** start Given data **

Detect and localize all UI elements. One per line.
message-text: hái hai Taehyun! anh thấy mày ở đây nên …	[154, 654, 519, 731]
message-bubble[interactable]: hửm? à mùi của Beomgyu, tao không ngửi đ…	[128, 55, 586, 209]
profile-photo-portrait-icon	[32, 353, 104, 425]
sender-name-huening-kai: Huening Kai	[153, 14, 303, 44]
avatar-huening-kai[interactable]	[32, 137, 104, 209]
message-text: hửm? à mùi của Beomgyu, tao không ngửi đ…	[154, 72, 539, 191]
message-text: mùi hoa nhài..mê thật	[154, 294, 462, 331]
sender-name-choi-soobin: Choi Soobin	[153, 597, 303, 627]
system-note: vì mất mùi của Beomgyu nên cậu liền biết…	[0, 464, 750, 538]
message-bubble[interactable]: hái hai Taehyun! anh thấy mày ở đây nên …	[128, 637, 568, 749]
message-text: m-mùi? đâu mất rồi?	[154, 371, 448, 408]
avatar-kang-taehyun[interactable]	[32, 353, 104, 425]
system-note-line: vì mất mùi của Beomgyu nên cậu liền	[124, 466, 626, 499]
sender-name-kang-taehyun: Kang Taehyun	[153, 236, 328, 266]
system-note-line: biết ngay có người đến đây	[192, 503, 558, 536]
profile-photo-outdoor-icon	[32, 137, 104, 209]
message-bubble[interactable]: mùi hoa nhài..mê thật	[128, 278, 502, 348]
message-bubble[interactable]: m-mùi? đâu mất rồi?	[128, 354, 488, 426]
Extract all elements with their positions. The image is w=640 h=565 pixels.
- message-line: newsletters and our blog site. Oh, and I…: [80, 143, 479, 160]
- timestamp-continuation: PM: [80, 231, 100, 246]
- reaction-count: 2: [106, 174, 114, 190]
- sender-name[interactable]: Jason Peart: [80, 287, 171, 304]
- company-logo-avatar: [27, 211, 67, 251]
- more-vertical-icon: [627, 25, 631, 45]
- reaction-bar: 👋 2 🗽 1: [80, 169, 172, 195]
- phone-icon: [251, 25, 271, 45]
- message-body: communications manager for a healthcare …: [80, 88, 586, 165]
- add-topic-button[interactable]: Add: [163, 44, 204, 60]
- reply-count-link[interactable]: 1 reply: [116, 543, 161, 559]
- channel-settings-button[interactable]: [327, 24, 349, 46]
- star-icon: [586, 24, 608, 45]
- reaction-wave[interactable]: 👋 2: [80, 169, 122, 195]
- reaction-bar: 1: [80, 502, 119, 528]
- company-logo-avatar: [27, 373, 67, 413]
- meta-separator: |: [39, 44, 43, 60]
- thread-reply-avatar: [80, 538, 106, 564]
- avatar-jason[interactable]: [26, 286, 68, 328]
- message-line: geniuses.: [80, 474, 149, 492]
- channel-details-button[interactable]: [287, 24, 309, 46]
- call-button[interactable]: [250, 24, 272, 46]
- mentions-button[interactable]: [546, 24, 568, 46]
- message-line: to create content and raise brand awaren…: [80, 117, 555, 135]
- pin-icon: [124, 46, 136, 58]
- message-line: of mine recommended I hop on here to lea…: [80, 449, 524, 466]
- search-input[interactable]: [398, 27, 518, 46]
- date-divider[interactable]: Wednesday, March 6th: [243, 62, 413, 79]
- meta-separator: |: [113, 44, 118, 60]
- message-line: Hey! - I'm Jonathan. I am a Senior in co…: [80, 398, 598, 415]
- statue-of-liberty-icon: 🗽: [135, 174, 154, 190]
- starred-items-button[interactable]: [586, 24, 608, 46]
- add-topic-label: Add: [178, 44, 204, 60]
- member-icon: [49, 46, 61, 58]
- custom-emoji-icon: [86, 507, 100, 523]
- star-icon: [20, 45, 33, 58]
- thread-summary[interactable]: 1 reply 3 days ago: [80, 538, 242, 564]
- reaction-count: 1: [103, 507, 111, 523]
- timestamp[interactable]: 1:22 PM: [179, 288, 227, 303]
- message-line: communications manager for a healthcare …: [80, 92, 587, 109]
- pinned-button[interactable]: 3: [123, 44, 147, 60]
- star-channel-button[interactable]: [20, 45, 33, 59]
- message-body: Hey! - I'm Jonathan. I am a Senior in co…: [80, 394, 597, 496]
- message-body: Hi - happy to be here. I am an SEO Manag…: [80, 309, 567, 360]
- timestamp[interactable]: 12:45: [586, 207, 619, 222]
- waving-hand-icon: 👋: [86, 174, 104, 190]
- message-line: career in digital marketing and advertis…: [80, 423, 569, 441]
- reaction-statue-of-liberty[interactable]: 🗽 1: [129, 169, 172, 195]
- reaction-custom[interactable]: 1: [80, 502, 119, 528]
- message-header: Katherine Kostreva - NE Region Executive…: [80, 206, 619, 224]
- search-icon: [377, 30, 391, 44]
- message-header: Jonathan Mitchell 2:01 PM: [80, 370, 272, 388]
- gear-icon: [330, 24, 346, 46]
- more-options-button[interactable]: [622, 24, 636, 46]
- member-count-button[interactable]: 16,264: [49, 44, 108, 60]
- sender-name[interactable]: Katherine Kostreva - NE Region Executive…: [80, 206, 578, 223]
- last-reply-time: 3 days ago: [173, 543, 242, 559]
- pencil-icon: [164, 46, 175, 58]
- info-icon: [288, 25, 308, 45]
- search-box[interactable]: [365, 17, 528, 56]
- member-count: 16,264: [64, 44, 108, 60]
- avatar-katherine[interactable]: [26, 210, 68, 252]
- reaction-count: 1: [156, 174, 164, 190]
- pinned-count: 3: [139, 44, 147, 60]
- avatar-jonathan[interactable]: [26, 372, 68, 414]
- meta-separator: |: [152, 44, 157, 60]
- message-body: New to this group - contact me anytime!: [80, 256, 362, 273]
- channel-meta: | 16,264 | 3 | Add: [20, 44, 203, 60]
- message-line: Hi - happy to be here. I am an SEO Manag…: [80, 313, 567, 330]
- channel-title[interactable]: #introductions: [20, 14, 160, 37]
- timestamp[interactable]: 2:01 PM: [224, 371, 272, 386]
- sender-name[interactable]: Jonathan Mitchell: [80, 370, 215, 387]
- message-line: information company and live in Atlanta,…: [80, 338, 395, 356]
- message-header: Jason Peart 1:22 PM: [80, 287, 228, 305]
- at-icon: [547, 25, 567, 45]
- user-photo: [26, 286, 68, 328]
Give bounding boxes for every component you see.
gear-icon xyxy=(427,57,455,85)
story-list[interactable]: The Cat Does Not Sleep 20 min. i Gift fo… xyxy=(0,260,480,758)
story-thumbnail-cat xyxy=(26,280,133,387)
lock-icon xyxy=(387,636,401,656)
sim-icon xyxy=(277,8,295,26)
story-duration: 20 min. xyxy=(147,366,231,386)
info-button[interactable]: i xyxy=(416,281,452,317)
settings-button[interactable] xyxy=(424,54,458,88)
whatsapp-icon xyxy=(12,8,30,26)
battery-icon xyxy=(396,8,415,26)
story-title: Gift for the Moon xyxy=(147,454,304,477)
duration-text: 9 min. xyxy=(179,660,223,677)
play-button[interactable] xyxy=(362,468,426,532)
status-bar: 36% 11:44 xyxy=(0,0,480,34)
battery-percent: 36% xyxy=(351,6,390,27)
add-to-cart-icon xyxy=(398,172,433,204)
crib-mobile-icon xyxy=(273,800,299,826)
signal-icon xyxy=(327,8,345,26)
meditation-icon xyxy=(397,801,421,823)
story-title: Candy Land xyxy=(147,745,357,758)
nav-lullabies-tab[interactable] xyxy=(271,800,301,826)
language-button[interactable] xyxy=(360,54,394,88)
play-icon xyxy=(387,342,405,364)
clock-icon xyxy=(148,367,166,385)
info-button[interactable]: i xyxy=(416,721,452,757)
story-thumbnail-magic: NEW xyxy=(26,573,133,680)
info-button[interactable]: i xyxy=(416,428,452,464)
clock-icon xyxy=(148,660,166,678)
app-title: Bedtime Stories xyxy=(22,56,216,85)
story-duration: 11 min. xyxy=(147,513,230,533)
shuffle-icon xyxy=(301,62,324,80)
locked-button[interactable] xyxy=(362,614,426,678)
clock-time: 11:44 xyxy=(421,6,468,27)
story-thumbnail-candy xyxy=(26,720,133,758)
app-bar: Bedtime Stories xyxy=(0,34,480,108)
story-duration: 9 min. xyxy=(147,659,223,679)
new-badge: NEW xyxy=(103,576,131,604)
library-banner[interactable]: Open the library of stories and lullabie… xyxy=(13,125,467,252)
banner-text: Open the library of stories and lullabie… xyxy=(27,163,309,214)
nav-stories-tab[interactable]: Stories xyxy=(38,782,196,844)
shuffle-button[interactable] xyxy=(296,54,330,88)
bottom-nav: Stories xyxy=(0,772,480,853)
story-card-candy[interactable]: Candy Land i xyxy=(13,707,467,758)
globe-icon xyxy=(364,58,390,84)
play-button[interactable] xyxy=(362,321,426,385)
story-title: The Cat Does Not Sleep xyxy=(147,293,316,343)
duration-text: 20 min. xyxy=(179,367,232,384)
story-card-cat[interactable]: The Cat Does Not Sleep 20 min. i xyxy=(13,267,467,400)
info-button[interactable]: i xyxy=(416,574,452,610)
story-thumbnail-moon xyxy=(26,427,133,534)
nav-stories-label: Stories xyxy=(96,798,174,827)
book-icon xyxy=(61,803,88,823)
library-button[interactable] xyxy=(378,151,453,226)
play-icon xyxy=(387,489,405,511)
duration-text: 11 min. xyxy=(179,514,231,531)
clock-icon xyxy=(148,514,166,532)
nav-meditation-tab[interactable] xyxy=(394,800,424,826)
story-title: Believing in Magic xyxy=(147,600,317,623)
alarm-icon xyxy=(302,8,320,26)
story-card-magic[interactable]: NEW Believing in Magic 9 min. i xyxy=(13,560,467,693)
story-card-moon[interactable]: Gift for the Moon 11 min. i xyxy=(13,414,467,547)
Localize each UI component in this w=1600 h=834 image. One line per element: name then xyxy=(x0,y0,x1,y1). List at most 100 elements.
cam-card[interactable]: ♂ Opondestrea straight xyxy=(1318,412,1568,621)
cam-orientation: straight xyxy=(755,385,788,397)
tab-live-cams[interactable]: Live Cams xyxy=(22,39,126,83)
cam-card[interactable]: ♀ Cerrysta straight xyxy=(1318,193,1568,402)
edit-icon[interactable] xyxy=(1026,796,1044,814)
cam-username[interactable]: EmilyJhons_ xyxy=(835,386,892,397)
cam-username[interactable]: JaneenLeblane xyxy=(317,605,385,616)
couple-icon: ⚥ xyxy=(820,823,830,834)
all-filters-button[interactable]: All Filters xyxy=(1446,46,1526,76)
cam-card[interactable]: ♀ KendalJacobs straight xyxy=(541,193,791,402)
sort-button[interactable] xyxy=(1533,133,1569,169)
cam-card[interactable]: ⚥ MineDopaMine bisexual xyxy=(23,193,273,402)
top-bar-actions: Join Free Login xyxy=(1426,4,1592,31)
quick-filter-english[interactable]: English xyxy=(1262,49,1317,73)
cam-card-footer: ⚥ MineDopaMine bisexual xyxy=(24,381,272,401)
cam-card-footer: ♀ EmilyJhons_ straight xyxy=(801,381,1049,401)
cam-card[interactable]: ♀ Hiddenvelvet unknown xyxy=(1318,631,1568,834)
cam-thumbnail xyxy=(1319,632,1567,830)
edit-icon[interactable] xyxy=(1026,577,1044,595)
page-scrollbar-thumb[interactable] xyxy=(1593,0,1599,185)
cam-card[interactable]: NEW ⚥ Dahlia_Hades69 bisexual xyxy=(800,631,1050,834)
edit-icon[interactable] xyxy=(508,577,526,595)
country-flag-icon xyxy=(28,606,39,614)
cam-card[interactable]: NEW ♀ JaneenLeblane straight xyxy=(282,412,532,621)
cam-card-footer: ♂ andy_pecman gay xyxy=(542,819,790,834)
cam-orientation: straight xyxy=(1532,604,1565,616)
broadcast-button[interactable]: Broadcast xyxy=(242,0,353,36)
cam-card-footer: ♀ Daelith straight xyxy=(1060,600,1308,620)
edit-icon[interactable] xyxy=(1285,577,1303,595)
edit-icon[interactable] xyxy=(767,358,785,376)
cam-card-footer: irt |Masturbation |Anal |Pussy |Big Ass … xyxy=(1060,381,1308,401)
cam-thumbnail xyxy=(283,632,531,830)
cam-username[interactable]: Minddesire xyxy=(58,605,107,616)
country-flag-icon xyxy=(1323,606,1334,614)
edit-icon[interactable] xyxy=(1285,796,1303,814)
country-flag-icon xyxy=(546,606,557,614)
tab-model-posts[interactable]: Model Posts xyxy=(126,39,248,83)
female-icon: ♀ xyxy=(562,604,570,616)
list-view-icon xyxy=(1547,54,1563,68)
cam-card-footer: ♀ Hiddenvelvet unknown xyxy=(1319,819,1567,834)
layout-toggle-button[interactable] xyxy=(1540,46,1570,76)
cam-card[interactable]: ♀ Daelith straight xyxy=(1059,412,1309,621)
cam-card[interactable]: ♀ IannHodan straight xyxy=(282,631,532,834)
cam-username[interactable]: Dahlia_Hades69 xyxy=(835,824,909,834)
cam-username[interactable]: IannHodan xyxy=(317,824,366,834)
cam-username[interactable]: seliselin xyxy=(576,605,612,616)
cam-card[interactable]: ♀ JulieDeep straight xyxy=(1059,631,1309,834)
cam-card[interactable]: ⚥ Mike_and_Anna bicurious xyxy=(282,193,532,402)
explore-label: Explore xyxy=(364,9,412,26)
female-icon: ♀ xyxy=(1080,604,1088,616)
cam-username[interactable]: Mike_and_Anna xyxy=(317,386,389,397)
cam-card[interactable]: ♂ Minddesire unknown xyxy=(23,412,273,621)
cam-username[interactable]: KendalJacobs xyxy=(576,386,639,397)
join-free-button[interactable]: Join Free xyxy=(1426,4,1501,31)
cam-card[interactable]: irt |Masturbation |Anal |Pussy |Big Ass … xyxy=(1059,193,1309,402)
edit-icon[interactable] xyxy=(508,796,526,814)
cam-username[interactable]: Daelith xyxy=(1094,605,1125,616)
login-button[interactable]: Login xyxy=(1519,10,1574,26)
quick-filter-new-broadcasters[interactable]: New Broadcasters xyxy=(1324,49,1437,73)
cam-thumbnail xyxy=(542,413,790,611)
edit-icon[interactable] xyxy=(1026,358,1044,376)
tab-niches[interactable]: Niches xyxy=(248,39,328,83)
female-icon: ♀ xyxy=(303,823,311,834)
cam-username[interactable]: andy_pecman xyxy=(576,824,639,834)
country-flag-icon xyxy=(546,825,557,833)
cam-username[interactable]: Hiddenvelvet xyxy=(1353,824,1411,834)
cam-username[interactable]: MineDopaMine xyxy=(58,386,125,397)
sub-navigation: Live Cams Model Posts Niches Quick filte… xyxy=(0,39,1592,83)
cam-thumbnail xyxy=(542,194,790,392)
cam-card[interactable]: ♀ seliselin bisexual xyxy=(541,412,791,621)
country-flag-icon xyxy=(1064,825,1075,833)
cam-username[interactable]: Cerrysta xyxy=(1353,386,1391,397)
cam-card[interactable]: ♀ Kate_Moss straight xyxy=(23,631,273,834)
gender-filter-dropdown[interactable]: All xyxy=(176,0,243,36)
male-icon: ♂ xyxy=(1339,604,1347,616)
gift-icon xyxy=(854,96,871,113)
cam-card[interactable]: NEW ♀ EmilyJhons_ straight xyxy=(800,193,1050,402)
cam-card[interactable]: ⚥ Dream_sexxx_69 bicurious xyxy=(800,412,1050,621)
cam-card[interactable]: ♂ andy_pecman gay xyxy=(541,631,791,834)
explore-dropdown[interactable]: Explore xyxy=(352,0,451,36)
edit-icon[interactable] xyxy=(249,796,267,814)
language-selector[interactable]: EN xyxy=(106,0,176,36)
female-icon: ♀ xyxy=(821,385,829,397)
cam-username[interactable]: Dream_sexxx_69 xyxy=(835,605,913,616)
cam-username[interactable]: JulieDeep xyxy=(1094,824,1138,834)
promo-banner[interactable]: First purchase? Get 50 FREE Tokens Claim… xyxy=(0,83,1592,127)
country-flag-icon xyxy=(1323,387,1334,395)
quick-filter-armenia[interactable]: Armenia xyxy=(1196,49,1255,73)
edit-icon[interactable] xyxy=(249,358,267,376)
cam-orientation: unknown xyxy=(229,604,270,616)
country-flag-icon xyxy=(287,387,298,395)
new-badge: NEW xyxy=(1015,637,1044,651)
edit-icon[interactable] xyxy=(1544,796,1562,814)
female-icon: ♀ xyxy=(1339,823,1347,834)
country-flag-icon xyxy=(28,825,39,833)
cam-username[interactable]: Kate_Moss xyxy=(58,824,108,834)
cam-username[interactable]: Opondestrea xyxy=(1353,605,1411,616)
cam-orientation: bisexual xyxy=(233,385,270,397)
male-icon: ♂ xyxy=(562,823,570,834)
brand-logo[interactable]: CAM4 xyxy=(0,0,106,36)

** end Given data **

**Exercise goal**
Copy the data above exactly, starting at its first line and stopping after the line that contains "system-note: vì mất".

**Output of the task**
Detect and localize all UI elements. One per line.
message-text: hái hai Taehyun! anh thấy mày ở đây nên …	[154, 654, 519, 731]
message-bubble[interactable]: hửm? à mùi của Beomgyu, tao không ngửi đ…	[128, 55, 586, 209]
profile-photo-portrait-icon	[32, 353, 104, 425]
sender-name-huening-kai: Huening Kai	[153, 14, 303, 44]
avatar-huening-kai[interactable]	[32, 137, 104, 209]
message-text: hửm? à mùi của Beomgyu, tao không ngửi đ…	[154, 72, 539, 191]
message-text: mùi hoa nhài..mê thật	[154, 294, 462, 331]
sender-name-choi-soobin: Choi Soobin	[153, 597, 303, 627]
system-note: vì mất mùi của Beomgyu nên cậu liền biết…	[0, 464, 750, 538]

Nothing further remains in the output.